▶ Brief: Reproduce the entries below in full, word for word.

▶ Extracted entries:
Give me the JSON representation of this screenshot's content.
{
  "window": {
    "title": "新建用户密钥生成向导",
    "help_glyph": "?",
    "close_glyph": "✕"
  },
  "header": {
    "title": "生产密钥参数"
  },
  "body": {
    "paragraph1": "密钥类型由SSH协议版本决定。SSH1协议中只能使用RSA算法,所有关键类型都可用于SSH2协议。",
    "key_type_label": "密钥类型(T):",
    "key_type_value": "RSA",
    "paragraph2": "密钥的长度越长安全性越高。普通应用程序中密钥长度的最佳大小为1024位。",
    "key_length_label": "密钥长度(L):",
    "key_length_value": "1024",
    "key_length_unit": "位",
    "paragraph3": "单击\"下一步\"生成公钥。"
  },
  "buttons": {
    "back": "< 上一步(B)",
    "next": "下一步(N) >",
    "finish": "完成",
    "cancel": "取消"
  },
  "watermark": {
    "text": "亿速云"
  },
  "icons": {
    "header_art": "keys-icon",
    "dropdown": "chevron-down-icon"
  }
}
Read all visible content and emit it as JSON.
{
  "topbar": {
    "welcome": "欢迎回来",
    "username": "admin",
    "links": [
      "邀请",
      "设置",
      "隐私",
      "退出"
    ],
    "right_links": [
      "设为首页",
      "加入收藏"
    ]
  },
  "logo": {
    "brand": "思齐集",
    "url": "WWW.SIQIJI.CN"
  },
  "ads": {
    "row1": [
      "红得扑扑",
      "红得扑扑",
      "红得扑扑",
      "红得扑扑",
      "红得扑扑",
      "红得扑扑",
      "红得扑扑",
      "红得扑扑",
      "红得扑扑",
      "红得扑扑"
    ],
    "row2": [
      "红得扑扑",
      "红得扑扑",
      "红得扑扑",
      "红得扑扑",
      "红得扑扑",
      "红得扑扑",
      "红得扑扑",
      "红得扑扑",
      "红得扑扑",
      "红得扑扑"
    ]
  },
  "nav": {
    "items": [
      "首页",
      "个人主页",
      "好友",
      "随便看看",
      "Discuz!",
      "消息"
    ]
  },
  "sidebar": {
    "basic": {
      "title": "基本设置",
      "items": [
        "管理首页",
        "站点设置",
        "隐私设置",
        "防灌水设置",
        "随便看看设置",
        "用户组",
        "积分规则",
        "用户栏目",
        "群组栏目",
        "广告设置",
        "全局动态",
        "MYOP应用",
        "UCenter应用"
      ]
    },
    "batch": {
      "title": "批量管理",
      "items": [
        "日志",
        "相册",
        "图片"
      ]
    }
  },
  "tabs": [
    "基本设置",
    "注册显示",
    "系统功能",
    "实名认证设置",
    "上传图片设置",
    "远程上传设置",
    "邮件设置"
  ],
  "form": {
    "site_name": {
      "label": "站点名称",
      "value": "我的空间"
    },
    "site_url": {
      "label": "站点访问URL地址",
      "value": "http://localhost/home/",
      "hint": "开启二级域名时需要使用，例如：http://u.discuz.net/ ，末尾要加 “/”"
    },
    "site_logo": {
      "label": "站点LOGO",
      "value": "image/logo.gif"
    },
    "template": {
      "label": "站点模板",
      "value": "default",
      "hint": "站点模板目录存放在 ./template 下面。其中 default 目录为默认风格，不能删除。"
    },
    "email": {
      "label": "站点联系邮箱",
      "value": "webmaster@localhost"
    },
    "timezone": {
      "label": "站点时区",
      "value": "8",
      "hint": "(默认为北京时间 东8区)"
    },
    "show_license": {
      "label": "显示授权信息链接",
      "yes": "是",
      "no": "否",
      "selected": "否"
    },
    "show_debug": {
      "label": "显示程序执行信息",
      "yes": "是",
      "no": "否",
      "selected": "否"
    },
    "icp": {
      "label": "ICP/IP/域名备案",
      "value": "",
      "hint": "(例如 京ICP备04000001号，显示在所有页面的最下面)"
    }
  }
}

▶ Worked solution:
Give me the JSON representation of this screenshot's content.
{
  "window": {
    "title": "新建用户密钥生成向导",
    "help_glyph": "?",
    "close_glyph": "✕"
  },
  "header": {
    "title": "生产密钥参数"
  },
  "body": {
    "paragraph1": "密钥类型由SSH协议版本决定。SSH1协议中只能使用RSA算法,所有关键类型都可用于SSH2协议。",
    "key_type_label": "密钥类型(T):",
    "key_type_value": "RSA",
    "paragraph2": "密钥的长度越长安全性越高。普通应用程序中密钥长度的最佳大小为1024位。",
    "key_length_label": "密钥长度(L):",
    "key_length_value": "1024",
    "key_length_unit": "位",
    "paragraph3": "单击\"下一步\"生成公钥。"
  },
  "buttons": {
    "back": "< 上一步(B)",
    "next": "下一步(N) >",
    "finish": "完成",
    "cancel": "取消"
  },
  "watermark": {
    "text": "亿速云"
  },
  "icons": {
    "header_art": "keys-icon",
    "dropdown": "chevron-down-icon"
  }
}
Read all visible content and emit it as JSON.
{
  "topbar": {
    "welcome": "欢迎回来",
    "username": "admin",
    "links": [
      "邀请",
      "设置",
      "隐私",
      "退出"
    ],
    "right_links": [
      "设为首页",
      "加入收藏"
    ]
  },
  "logo": {
    "brand": "思齐集",
    "url": "WWW.SIQIJI.CN"
  },
  "ads": {
    "row1": [
      "红得扑扑",
      "红得扑扑",
      "红得扑扑",
      "红得扑扑",
      "红得扑扑",
      "红得扑扑",
      "红得扑扑",
      "红得扑扑",
      "红得扑扑",
      "红得扑扑"
    ],
    "row2": [
      "红得扑扑",
      "红得扑扑",
      "红得扑扑",
      "红得扑扑",
      "红得扑扑",
      "红得扑扑",
      "红得扑扑",
      "红得扑扑",
      "红得扑扑",
      "红得扑扑"
    ]
  },
  "nav": {
    "items": [
      "首页",
      "个人主页",
      "好友",
      "随便看看",
      "Discuz!",
      "消息"
    ]
  },
  "sidebar": {
    "basic": {
      "title": "基本设置",
      "items": [
        "管理首页",
        "站点设置",
        "隐私设置",
        "防灌水设置",
        "随便看看设置",
        "用户组",
        "积分规则",
        "用户栏目",
        "群组栏目",
        "广告设置",
        "全局动态",
        "MYOP应用",
        "UCenter应用"
      ]
    },
    "batch": {
      "title": "批量管理",
      "items": [
        "日志",
        "相册",
        "图片"
      ]
    }
  },
  "tabs": [
    "基本设置",
    "注册显示",
    "系统功能",
    "实名认证设置",
    "上传图片设置",
    "远程上传设置",
    "邮件设置"
  ],
  "form": {
    "site_name": {
      "label": "站点名称",
      "value": "我的空间"
    },
    "site_url": {
      "label": "站点访问URL地址",
      "value": "http://localhost/home/",
      "hint": "开启二级域名时需要使用，例如：http://u.discuz.net/ ，末尾要加 “/”"
    },
    "site_logo": {
      "label": "站点LOGO",
      "value": "image/logo.gif"
    },
    "template": {
      "label": "站点模板",
      "value": "default",
      "hint": "站点模板目录存放在 ./template 下面。其中 default 目录为默认风格，不能删除。"
    },
    "email": {
      "label": "站点联系邮箱",
      "value": "webmaster@localhost"
    },
    "timezone": {
      "label": "站点时区",
      "value": "8",
      "hint": "(默认为北京时间 东8区)"
    },
    "show_license": {
      "label": "显示授权信息链接",
      "yes": "是",
      "no": "否",
      "selected": "否"
    },
    "show_debug": {
      "label": "显示程序执行信息",
      "yes": "是",
      "no": "否",
      "selected": "否"
    },
    "icp": {
      "label": "ICP/IP/域名备案",
      "value": "",
      "hint": "(例如 京ICP备04000001号，显示在所有页面的最下面)"
    }
  }
}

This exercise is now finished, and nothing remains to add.